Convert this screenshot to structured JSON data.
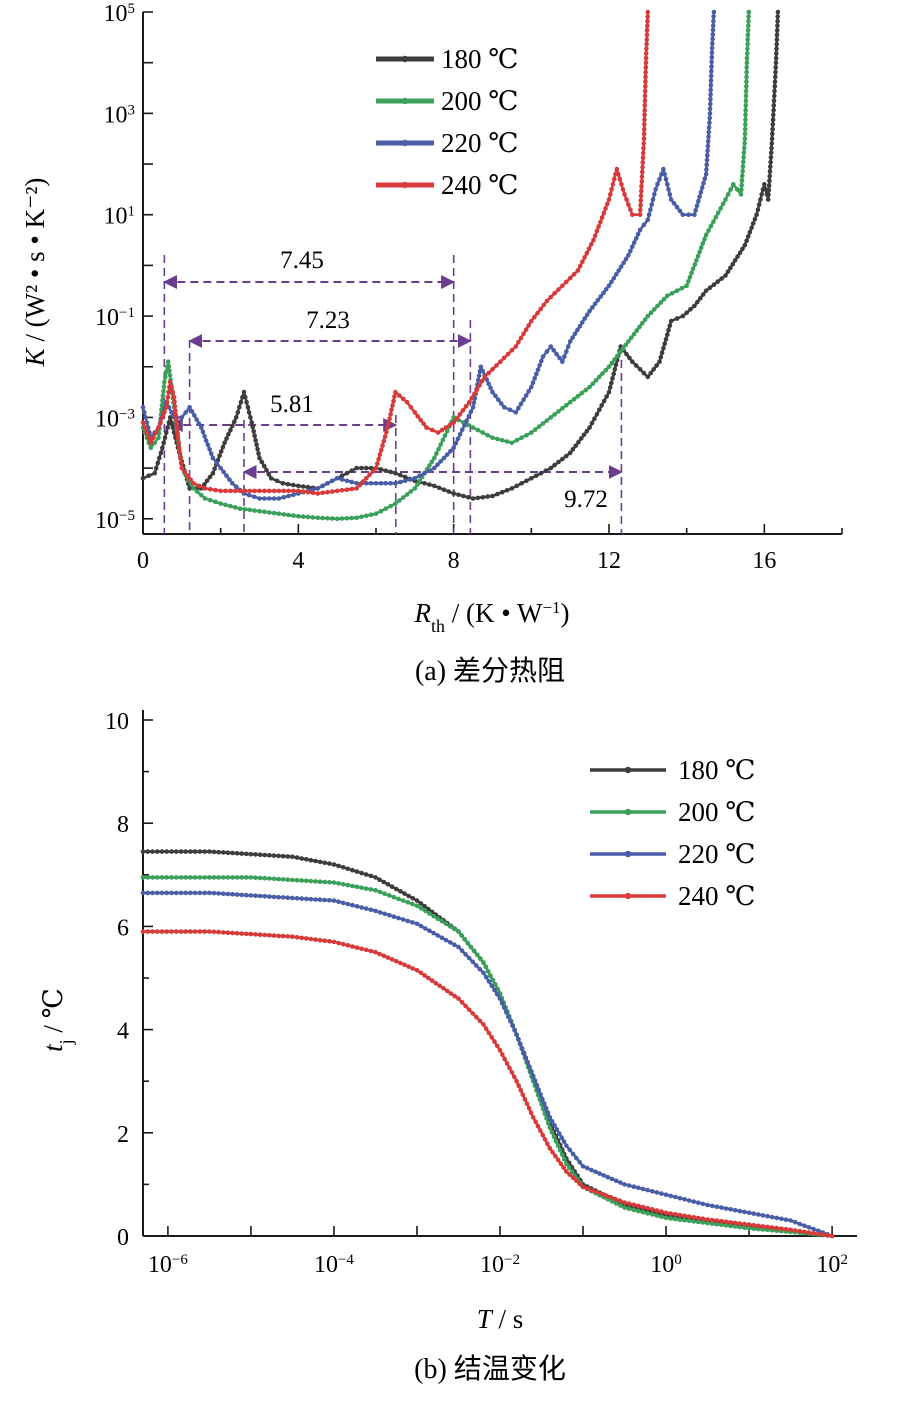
{
  "chart_data": [
    {
      "type": "line",
      "id": "a",
      "caption": "(a) 差分热阻",
      "xlabel_main": "R",
      "xlabel_sub": "th",
      "xlabel_rest": " / (K • W",
      "xlabel_sup": "−1",
      "xlabel_end": ")",
      "ylabel_main": "K",
      "ylabel_text": " / (W² • s • K⁻²)",
      "xlim": [
        0,
        18
      ],
      "ylim_log10": [
        -5.3,
        5
      ],
      "xticks": [
        0,
        4,
        8,
        12,
        16
      ],
      "yticks": [
        {
          "exp": -5,
          "text": "10",
          "sup": "−5"
        },
        {
          "exp": -3,
          "text": "10",
          "sup": "−3"
        },
        {
          "exp": -1,
          "text": "10",
          "sup": "−1"
        },
        {
          "exp": 1,
          "text": "10",
          "sup": "1"
        },
        {
          "exp": 3,
          "text": "10",
          "sup": "3"
        },
        {
          "exp": 5,
          "text": "10",
          "sup": "5"
        }
      ],
      "legend": [
        "180 ℃",
        "200 ℃",
        "220 ℃",
        "240 ℃"
      ],
      "annotations": [
        {
          "label": "7.45",
          "x_start": 0.55,
          "x_end": 8.0,
          "y_log10": -0.2
        },
        {
          "label": "7.23",
          "x_start": 1.2,
          "x_end": 8.43,
          "y_log10": -1.3
        },
        {
          "label": "5.81",
          "x_start": 0.7,
          "x_end": 6.51,
          "y_log10": -2.9
        },
        {
          "label": "9.72",
          "x_start": 2.6,
          "x_end": 12.32,
          "y_log10": -3.9
        }
      ],
      "series": [
        {
          "name": "180 ℃",
          "color": "#3d3d3d",
          "x": [
            0,
            0.3,
            0.5,
            0.7,
            0.9,
            1.2,
            1.5,
            1.8,
            2.1,
            2.4,
            2.6,
            2.8,
            3.0,
            3.3,
            3.6,
            4.0,
            4.5,
            5.0,
            5.5,
            6.0,
            6.5,
            7.0,
            7.5,
            8.0,
            8.5,
            9.0,
            9.5,
            10.0,
            10.5,
            11.0,
            11.5,
            12.0,
            12.3,
            12.6,
            13.0,
            13.3,
            13.6,
            13.9,
            14.2,
            14.5,
            15.0,
            15.5,
            15.8,
            16.0,
            16.1,
            16.2,
            16.3,
            16.35
          ],
          "y": [
            -4.2,
            -4.1,
            -3.6,
            -3.0,
            -3.6,
            -4.4,
            -4.4,
            -4.1,
            -3.5,
            -3.0,
            -2.5,
            -3.1,
            -3.8,
            -4.2,
            -4.3,
            -4.35,
            -4.4,
            -4.2,
            -4.0,
            -4.0,
            -4.1,
            -4.25,
            -4.35,
            -4.5,
            -4.6,
            -4.55,
            -4.4,
            -4.2,
            -4.0,
            -3.7,
            -3.2,
            -2.5,
            -1.6,
            -1.9,
            -2.2,
            -1.9,
            -1.1,
            -1.0,
            -0.8,
            -0.5,
            -0.2,
            0.4,
            1.0,
            1.6,
            1.3,
            2.5,
            4.0,
            5.0
          ]
        },
        {
          "name": "200 ℃",
          "color": "#3aa05a",
          "x": [
            0,
            0.2,
            0.4,
            0.55,
            0.65,
            0.8,
            1.0,
            1.3,
            1.6,
            2.0,
            2.5,
            3.0,
            3.5,
            4.0,
            4.5,
            5.0,
            5.5,
            6.0,
            6.5,
            7.0,
            7.5,
            8.0,
            8.5,
            9.0,
            9.5,
            10.0,
            10.5,
            11.0,
            11.5,
            12.0,
            12.5,
            13.0,
            13.5,
            14.0,
            14.5,
            15.0,
            15.2,
            15.4,
            15.5,
            15.55,
            15.6
          ],
          "y": [
            -3.2,
            -3.6,
            -3.4,
            -2.3,
            -1.9,
            -2.8,
            -4.0,
            -4.4,
            -4.6,
            -4.7,
            -4.8,
            -4.85,
            -4.9,
            -4.95,
            -4.98,
            -5.0,
            -4.98,
            -4.9,
            -4.7,
            -4.4,
            -3.8,
            -3.0,
            -3.2,
            -3.4,
            -3.5,
            -3.3,
            -3.0,
            -2.7,
            -2.4,
            -2.0,
            -1.5,
            -1.0,
            -0.6,
            -0.4,
            0.6,
            1.3,
            1.6,
            1.4,
            2.5,
            4.0,
            5.0
          ]
        },
        {
          "name": "220 ℃",
          "color": "#4a5ea8",
          "x": [
            0,
            0.2,
            0.4,
            0.6,
            0.8,
            1.0,
            1.2,
            1.5,
            1.8,
            2.0,
            2.3,
            2.6,
            3.0,
            3.5,
            4.0,
            4.5,
            5.0,
            5.5,
            6.0,
            6.5,
            7.0,
            7.5,
            8.0,
            8.5,
            8.7,
            9.0,
            9.3,
            9.6,
            10.0,
            10.3,
            10.5,
            10.8,
            11.0,
            11.5,
            12.0,
            12.5,
            12.8,
            13.0,
            13.2,
            13.4,
            13.6,
            13.9,
            14.2,
            14.5,
            14.6,
            14.65,
            14.7
          ],
          "y": [
            -2.8,
            -3.4,
            -3.2,
            -2.7,
            -3.0,
            -3.0,
            -2.8,
            -3.2,
            -3.8,
            -4.0,
            -4.3,
            -4.5,
            -4.6,
            -4.6,
            -4.5,
            -4.4,
            -4.2,
            -4.3,
            -4.3,
            -4.3,
            -4.2,
            -4.0,
            -3.6,
            -2.8,
            -2.0,
            -2.5,
            -2.8,
            -2.9,
            -2.4,
            -1.8,
            -1.6,
            -1.9,
            -1.5,
            -0.9,
            -0.4,
            0.2,
            0.7,
            0.9,
            1.5,
            1.9,
            1.3,
            1.0,
            1.0,
            1.8,
            3.0,
            4.2,
            5.0
          ]
        },
        {
          "name": "240 ℃",
          "color": "#d83a3a",
          "x": [
            0,
            0.2,
            0.4,
            0.6,
            0.7,
            0.8,
            0.9,
            1.0,
            1.3,
            1.6,
            2.0,
            2.5,
            3.0,
            3.5,
            4.0,
            4.5,
            5.0,
            5.5,
            6.0,
            6.3,
            6.5,
            6.8,
            7.0,
            7.3,
            7.6,
            8.0,
            8.4,
            8.8,
            9.2,
            9.6,
            10.0,
            10.4,
            10.8,
            11.2,
            11.6,
            12.0,
            12.2,
            12.4,
            12.6,
            12.8,
            12.9,
            12.95,
            13.0
          ],
          "y": [
            -3.1,
            -3.5,
            -3.2,
            -2.8,
            -2.3,
            -2.6,
            -3.4,
            -4.0,
            -4.3,
            -4.4,
            -4.45,
            -4.45,
            -4.45,
            -4.45,
            -4.45,
            -4.5,
            -4.45,
            -4.4,
            -4.0,
            -3.2,
            -2.5,
            -2.7,
            -2.9,
            -3.2,
            -3.3,
            -3.1,
            -2.7,
            -2.2,
            -1.9,
            -1.6,
            -1.1,
            -0.7,
            -0.4,
            -0.1,
            0.5,
            1.3,
            1.9,
            1.4,
            1.0,
            1.0,
            2.5,
            4.0,
            5.0
          ]
        }
      ]
    },
    {
      "type": "line",
      "id": "b",
      "caption": "(b) 结温变化",
      "xlabel_main": "T",
      "xlabel_rest": " / s",
      "ylabel_main": "t",
      "ylabel_sub": "j",
      "ylabel_rest": " / ℃",
      "xlim_log10": [
        -6.3,
        2.3
      ],
      "ylim": [
        0,
        10
      ],
      "xticks": [
        {
          "exp": -6,
          "text": "10",
          "sup": "−6"
        },
        {
          "exp": -4,
          "text": "10",
          "sup": "−4"
        },
        {
          "exp": -2,
          "text": "10",
          "sup": "−2"
        },
        {
          "exp": 0,
          "text": "10",
          "sup": "0"
        },
        {
          "exp": 2,
          "text": "10",
          "sup": "2"
        }
      ],
      "yticks": [
        0,
        2,
        4,
        6,
        8,
        10
      ],
      "legend": [
        "180 ℃",
        "200 ℃",
        "220 ℃",
        "240 ℃"
      ],
      "series": [
        {
          "name": "180 ℃",
          "color": "#3d3d3d",
          "logx": [
            -6.3,
            -5.5,
            -5,
            -4.5,
            -4,
            -3.5,
            -3,
            -2.5,
            -2.2,
            -2,
            -1.8,
            -1.6,
            -1.4,
            -1.2,
            -1,
            -0.5,
            0,
            0.5,
            1,
            1.5,
            2
          ],
          "y": [
            7.45,
            7.45,
            7.4,
            7.35,
            7.2,
            6.95,
            6.5,
            5.9,
            5.3,
            4.7,
            3.9,
            3.1,
            2.2,
            1.5,
            1.0,
            0.6,
            0.4,
            0.28,
            0.18,
            0.1,
            0.0
          ]
        },
        {
          "name": "200 ℃",
          "color": "#3aa05a",
          "logx": [
            -6.3,
            -5.5,
            -5,
            -4.5,
            -4,
            -3.5,
            -3,
            -2.5,
            -2.2,
            -2,
            -1.8,
            -1.6,
            -1.4,
            -1.2,
            -1,
            -0.5,
            0,
            0.5,
            1,
            1.5,
            2
          ],
          "y": [
            6.95,
            6.95,
            6.95,
            6.9,
            6.85,
            6.7,
            6.4,
            5.9,
            5.3,
            4.7,
            3.9,
            3.0,
            2.1,
            1.4,
            0.95,
            0.55,
            0.35,
            0.25,
            0.15,
            0.08,
            0.0
          ]
        },
        {
          "name": "220 ℃",
          "color": "#4a5ea8",
          "logx": [
            -6.3,
            -5.5,
            -5,
            -4.5,
            -4,
            -3.5,
            -3,
            -2.5,
            -2.2,
            -2,
            -1.8,
            -1.6,
            -1.4,
            -1.2,
            -1,
            -0.5,
            0,
            0.5,
            1,
            1.5,
            2
          ],
          "y": [
            6.65,
            6.65,
            6.6,
            6.55,
            6.5,
            6.3,
            6.05,
            5.6,
            5.1,
            4.6,
            3.9,
            3.1,
            2.3,
            1.75,
            1.35,
            1.0,
            0.8,
            0.6,
            0.45,
            0.3,
            0.0
          ]
        },
        {
          "name": "240 ℃",
          "color": "#d83a3a",
          "logx": [
            -6.3,
            -5.5,
            -5,
            -4.5,
            -4,
            -3.5,
            -3,
            -2.5,
            -2.2,
            -2,
            -1.8,
            -1.6,
            -1.4,
            -1.2,
            -1,
            -0.5,
            0,
            0.5,
            1,
            1.5,
            2
          ],
          "y": [
            5.9,
            5.9,
            5.85,
            5.8,
            5.7,
            5.5,
            5.15,
            4.6,
            4.1,
            3.6,
            3.0,
            2.3,
            1.7,
            1.25,
            0.95,
            0.65,
            0.45,
            0.32,
            0.22,
            0.12,
            0.0
          ]
        }
      ]
    }
  ]
}
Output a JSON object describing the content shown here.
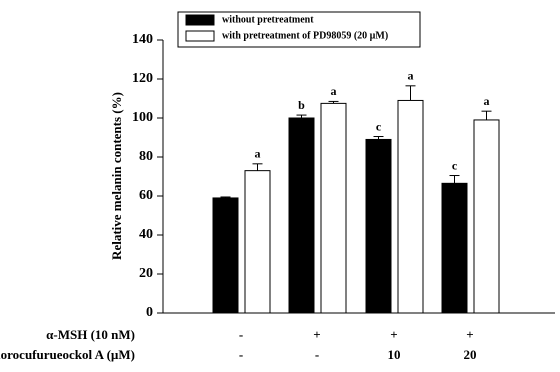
{
  "chart_data": {
    "type": "bar",
    "y_label": "Relative melanin contents (%)",
    "ylim": [
      0,
      140
    ],
    "yticks": [
      0,
      20,
      40,
      60,
      80,
      100,
      120,
      140
    ],
    "series": [
      {
        "name": "without pretreatment",
        "color": "#000000",
        "values": [
          59,
          100,
          89,
          66.5
        ],
        "errors": [
          0.5,
          1.5,
          1.5,
          4
        ],
        "letters": [
          null,
          "b",
          "c",
          "c"
        ]
      },
      {
        "name": "with pretreatment of PD98059 (20 µM)",
        "color": "#ffffff",
        "values": [
          73,
          107.5,
          109,
          99
        ],
        "errors": [
          3.5,
          1,
          7.5,
          4.5
        ],
        "letters": [
          "a",
          "a",
          "a",
          "a"
        ]
      }
    ],
    "treatments": [
      {
        "label": "α-MSH (10 nM)",
        "values": [
          "-",
          "+",
          "+",
          "+"
        ]
      },
      {
        "label": "Phlorocufurueockol A (µM)",
        "values": [
          "-",
          "-",
          "10",
          "20"
        ]
      }
    ]
  }
}
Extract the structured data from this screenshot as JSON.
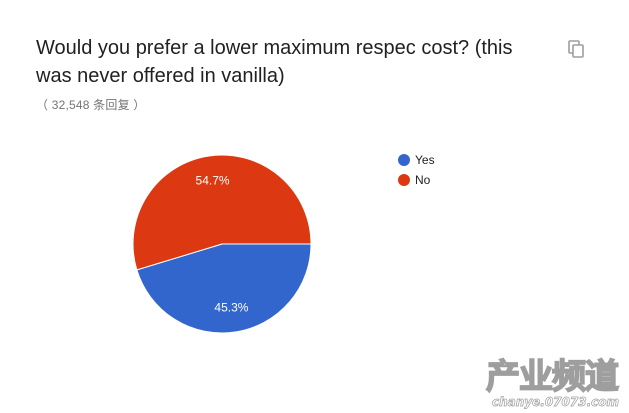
{
  "question": {
    "title": "Would you prefer a lower maximum respec cost? (this was never offered in vanilla)",
    "responses": "（ 32,548 条回复 ）"
  },
  "toolbar": {
    "copy_icon": "copy-icon"
  },
  "chart_data": {
    "type": "pie",
    "title": "",
    "legend_position": "right",
    "slices": [
      {
        "label": "Yes",
        "value": 45.3,
        "value_label": "45.3%",
        "color": "#3366cc"
      },
      {
        "label": "No",
        "value": 54.7,
        "value_label": "54.7%",
        "color": "#dc3912"
      }
    ]
  },
  "watermark": {
    "title": "产业频道",
    "url": "chanye.07073.com"
  }
}
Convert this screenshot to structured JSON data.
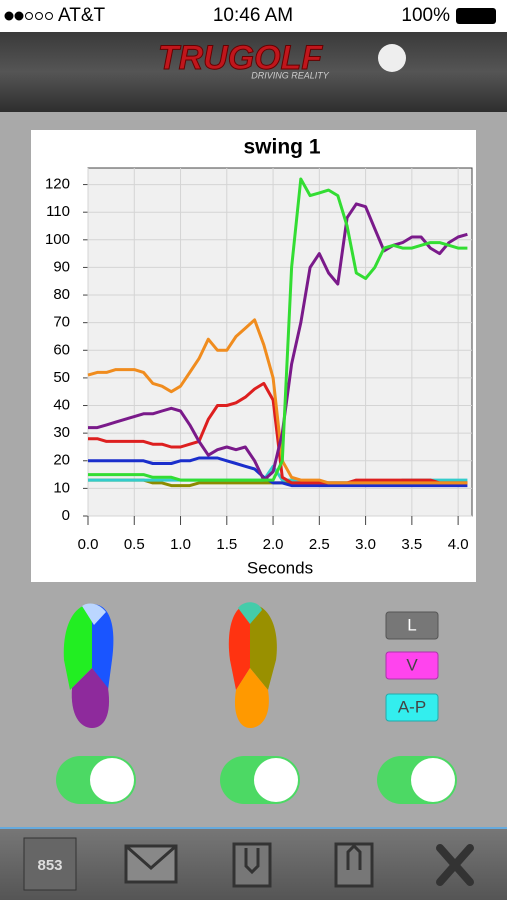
{
  "status_bar": {
    "carrier": "AT&T",
    "time": "10:46 AM",
    "battery": "100%"
  },
  "header": {
    "logo": "TRUGOLF",
    "tagline": "DRIVING REALITY"
  },
  "chart_data": {
    "type": "line",
    "title": "swing 1",
    "x_label": "Seconds",
    "x": [
      0.0,
      0.1,
      0.2,
      0.3,
      0.4,
      0.5,
      0.6,
      0.7,
      0.8,
      0.9,
      1.0,
      1.1,
      1.2,
      1.3,
      1.4,
      1.5,
      1.6,
      1.7,
      1.8,
      1.9,
      2.0,
      2.1,
      2.2,
      2.3,
      2.4,
      2.5,
      2.6,
      2.7,
      2.8,
      2.9,
      3.0,
      3.1,
      3.2,
      3.3,
      3.4,
      3.5,
      3.6,
      3.7,
      3.8,
      3.9,
      4.0,
      4.1
    ],
    "xlim": [
      0,
      4.15
    ],
    "xticks": [
      {
        "value": 0,
        "label": "0.0"
      },
      0.5,
      {
        "value": 1,
        "label": "1.0"
      },
      1.5,
      {
        "value": 2,
        "label": "2.0"
      },
      2.5,
      {
        "value": 3,
        "label": "3.0"
      },
      3.5,
      {
        "value": 4,
        "label": "4.0"
      }
    ],
    "ylim": [
      0,
      126
    ],
    "yticks": [
      0,
      10,
      20,
      30,
      40,
      50,
      60,
      70,
      80,
      90,
      100,
      110,
      120
    ],
    "grid": true,
    "series": [
      {
        "color": "#8b8b00",
        "values": [
          13,
          13,
          13,
          13,
          13,
          13,
          13,
          12,
          12,
          11,
          11,
          11,
          12,
          12,
          12,
          12,
          12,
          12,
          12,
          12,
          12,
          12,
          12,
          12,
          12,
          12,
          12,
          12,
          12,
          12,
          12,
          12,
          12,
          12,
          12,
          12,
          12,
          12,
          12,
          12,
          12,
          12
        ]
      },
      {
        "color": "#33cccc",
        "values": [
          13,
          13,
          13,
          13,
          13,
          13,
          13,
          13,
          13,
          13,
          13,
          13,
          13,
          13,
          13,
          13,
          13,
          13,
          13,
          13,
          18,
          13,
          13,
          12,
          12,
          12,
          12,
          12,
          12,
          12,
          12,
          12,
          12,
          12,
          13,
          13,
          13,
          13,
          13,
          13,
          13,
          13
        ]
      },
      {
        "color": "#1a2ecc",
        "values": [
          20,
          20,
          20,
          20,
          20,
          20,
          20,
          19,
          19,
          19,
          20,
          20,
          21,
          21,
          21,
          20,
          19,
          18,
          17,
          14,
          12,
          12,
          11,
          11,
          11,
          11,
          11,
          11,
          11,
          11,
          11,
          11,
          11,
          11,
          11,
          11,
          11,
          11,
          11,
          11,
          11,
          11
        ]
      },
      {
        "color": "#dd1f1f",
        "values": [
          28,
          28,
          27,
          27,
          27,
          27,
          27,
          26,
          26,
          25,
          25,
          26,
          27,
          35,
          40,
          40,
          41,
          43,
          46,
          48,
          42,
          14,
          12,
          12,
          12,
          12,
          12,
          12,
          12,
          13,
          13,
          13,
          13,
          13,
          13,
          13,
          13,
          13,
          12,
          12,
          12,
          12
        ]
      },
      {
        "color": "#f08c1e",
        "values": [
          51,
          52,
          52,
          53,
          53,
          53,
          52,
          48,
          47,
          45,
          47,
          52,
          57,
          64,
          60,
          60,
          65,
          68,
          71,
          62,
          50,
          20,
          14,
          13,
          13,
          13,
          12,
          12,
          12,
          12,
          12,
          12,
          12,
          12,
          12,
          12,
          12,
          12,
          12,
          12,
          12,
          12
        ]
      },
      {
        "color": "#7a1a8a",
        "values": [
          32,
          32,
          33,
          34,
          35,
          36,
          37,
          37,
          38,
          39,
          38,
          33,
          27,
          22,
          24,
          25,
          24,
          25,
          20,
          13,
          16,
          30,
          55,
          70,
          90,
          95,
          88,
          84,
          108,
          113,
          112,
          104,
          96,
          98,
          99,
          101,
          101,
          97,
          95,
          99,
          101,
          102
        ]
      },
      {
        "color": "#33dd33",
        "values": [
          15,
          15,
          15,
          15,
          15,
          15,
          15,
          14,
          14,
          14,
          13,
          13,
          13,
          13,
          13,
          13,
          13,
          13,
          13,
          13,
          13,
          20,
          90,
          122,
          116,
          117,
          118,
          116,
          105,
          88,
          86,
          90,
          97,
          98,
          97,
          97,
          98,
          99,
          99,
          98,
          97,
          97
        ]
      }
    ]
  },
  "legend_buttons": [
    "L",
    "V",
    "A-P"
  ],
  "toolbar": {
    "counter": "853"
  }
}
+-------+
Task prompt: Pick every line with "type" in it and copy it.

Result of this task:
      "type": "line",
      "type": "line",
    "type": "bar",
    "type": "pie",
    "type": "line",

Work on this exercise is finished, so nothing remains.